▶ EXTRACTED RECORDS

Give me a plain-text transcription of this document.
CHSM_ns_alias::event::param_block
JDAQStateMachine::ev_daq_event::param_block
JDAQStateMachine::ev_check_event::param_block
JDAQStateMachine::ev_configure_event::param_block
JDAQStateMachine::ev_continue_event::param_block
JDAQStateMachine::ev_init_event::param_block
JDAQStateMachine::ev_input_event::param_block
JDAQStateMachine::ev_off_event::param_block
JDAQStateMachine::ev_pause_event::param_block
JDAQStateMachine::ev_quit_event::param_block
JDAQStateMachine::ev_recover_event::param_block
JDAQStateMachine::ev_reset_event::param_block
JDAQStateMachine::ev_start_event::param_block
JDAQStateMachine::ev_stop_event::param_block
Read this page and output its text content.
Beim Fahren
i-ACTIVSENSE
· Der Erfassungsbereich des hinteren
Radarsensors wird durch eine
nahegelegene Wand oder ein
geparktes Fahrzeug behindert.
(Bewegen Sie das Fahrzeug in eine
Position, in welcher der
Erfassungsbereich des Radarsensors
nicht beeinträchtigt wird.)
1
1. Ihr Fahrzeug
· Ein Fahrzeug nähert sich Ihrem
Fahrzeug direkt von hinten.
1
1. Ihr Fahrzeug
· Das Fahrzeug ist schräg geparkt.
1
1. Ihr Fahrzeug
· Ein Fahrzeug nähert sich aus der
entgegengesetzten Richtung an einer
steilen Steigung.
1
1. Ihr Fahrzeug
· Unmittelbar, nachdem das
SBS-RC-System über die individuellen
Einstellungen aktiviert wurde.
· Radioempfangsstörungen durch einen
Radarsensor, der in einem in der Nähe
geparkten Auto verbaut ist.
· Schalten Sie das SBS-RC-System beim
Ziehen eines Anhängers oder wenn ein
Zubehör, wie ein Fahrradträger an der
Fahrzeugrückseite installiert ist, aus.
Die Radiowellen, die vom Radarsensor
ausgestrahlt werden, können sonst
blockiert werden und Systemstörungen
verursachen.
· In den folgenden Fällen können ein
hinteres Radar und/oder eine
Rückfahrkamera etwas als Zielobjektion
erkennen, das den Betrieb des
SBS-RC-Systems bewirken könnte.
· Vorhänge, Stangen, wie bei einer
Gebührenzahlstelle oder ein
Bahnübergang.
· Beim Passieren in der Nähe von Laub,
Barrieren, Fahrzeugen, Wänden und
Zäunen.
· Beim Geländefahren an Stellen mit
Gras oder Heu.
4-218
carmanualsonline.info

▶ INSTRUCTIONS TO FOLLOW
Pick every line with "nähert" in it and copy it.

▶ SOLUTION FOR THIS EXERCISE
· Ein Fahrzeug nähert sich Ihrem
· Ein Fahrzeug nähert sich aus der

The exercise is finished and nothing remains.